→ THE REQUEST: For the material that follows, list every line containing the word "nmaturity".

─── SUPPLIED RECORDS ───

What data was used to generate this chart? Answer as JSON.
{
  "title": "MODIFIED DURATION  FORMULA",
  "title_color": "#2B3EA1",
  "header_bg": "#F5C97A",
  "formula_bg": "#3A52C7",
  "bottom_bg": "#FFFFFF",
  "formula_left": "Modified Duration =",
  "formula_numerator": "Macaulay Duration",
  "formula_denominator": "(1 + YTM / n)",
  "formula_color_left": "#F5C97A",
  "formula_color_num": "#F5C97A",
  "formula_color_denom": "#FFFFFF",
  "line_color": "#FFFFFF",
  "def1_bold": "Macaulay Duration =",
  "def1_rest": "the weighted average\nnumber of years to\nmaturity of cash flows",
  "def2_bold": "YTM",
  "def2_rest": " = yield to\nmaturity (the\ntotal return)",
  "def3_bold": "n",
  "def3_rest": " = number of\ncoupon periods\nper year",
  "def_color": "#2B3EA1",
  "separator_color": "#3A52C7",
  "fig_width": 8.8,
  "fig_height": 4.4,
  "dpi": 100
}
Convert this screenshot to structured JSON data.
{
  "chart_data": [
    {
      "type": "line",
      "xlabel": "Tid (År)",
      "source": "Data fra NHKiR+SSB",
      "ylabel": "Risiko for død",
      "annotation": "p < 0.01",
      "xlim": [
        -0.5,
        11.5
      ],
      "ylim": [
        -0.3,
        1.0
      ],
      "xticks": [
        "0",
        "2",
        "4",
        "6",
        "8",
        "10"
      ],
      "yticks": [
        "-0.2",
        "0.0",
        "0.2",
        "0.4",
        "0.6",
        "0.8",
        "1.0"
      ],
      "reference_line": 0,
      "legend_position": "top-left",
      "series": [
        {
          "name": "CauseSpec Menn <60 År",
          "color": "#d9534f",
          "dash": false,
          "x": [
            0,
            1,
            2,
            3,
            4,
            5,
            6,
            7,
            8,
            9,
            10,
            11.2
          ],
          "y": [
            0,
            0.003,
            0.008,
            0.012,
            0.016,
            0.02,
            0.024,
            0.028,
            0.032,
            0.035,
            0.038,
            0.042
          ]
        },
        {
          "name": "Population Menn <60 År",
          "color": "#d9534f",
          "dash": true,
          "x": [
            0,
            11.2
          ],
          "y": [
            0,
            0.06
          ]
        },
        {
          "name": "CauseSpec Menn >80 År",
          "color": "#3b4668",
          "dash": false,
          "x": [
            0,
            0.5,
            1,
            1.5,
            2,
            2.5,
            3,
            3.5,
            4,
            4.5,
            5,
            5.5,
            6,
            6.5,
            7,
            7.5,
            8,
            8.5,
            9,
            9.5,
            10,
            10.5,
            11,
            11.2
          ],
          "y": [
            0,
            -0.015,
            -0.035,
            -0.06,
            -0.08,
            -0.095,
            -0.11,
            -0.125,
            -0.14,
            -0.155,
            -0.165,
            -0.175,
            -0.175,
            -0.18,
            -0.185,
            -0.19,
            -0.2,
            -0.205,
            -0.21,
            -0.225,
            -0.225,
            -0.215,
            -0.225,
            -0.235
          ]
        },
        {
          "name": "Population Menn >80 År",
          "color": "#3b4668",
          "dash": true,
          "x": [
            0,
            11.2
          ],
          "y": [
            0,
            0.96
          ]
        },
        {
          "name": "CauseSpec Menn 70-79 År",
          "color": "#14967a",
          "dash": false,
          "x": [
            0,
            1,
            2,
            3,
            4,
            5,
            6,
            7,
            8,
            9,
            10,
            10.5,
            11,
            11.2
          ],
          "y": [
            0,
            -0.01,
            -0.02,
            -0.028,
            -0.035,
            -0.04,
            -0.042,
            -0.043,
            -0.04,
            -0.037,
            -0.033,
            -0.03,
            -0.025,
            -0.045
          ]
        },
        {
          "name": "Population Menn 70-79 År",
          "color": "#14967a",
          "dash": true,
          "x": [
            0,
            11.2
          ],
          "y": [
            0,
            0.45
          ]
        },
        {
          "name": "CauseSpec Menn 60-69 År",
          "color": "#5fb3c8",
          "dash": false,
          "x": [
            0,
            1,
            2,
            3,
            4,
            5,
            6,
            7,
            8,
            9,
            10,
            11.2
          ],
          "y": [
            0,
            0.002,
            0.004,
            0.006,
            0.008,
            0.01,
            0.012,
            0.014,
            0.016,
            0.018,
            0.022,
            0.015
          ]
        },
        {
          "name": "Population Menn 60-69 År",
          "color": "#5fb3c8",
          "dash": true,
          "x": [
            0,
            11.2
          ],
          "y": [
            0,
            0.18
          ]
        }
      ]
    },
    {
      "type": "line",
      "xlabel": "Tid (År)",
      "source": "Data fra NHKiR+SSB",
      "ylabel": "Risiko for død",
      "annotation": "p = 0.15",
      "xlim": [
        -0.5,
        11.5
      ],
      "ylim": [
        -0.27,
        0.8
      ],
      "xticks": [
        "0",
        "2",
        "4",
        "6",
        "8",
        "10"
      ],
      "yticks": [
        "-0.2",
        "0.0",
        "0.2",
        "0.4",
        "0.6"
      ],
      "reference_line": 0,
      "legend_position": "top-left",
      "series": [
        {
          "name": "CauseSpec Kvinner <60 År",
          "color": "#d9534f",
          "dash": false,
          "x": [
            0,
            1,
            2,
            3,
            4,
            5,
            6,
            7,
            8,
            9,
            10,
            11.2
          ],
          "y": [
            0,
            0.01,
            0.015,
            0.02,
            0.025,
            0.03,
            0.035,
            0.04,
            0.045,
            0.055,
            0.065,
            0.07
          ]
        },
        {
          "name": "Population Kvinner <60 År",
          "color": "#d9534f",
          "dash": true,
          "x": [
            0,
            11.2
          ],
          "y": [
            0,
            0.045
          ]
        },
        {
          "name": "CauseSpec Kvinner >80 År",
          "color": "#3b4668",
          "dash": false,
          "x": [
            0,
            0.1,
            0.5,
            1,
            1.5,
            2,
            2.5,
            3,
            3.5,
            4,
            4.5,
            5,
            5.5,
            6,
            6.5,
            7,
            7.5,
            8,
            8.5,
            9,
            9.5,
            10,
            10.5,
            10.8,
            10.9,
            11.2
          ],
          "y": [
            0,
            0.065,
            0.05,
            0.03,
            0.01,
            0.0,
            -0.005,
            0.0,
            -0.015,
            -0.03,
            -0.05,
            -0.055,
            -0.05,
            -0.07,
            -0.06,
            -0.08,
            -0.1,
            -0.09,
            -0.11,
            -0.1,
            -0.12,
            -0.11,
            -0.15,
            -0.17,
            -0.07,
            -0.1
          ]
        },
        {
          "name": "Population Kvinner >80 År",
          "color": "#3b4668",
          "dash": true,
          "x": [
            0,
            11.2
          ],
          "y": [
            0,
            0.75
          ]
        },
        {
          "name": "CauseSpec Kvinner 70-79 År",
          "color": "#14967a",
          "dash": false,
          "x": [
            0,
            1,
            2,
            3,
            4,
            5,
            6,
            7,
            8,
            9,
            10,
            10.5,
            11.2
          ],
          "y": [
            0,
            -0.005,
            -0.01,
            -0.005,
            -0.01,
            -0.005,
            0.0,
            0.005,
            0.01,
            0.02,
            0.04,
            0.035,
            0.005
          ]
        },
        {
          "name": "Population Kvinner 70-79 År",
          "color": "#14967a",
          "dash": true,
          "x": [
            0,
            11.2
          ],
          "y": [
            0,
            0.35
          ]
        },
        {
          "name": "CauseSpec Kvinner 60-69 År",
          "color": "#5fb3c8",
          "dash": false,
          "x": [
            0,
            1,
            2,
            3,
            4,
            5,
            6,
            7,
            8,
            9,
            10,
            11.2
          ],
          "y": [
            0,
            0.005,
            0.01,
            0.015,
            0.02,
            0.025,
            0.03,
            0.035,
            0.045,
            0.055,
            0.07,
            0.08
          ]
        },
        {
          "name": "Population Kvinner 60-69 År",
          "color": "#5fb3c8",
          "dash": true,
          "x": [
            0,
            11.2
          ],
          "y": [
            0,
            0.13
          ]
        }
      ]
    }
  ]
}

───

→ WRITTEN RESPONSE:
  "def1_rest": "the weighted average\nnumber of years to\nmaturity of cash flows",
  "def2_rest": " = yield to\nmaturity (the\ntotal return)",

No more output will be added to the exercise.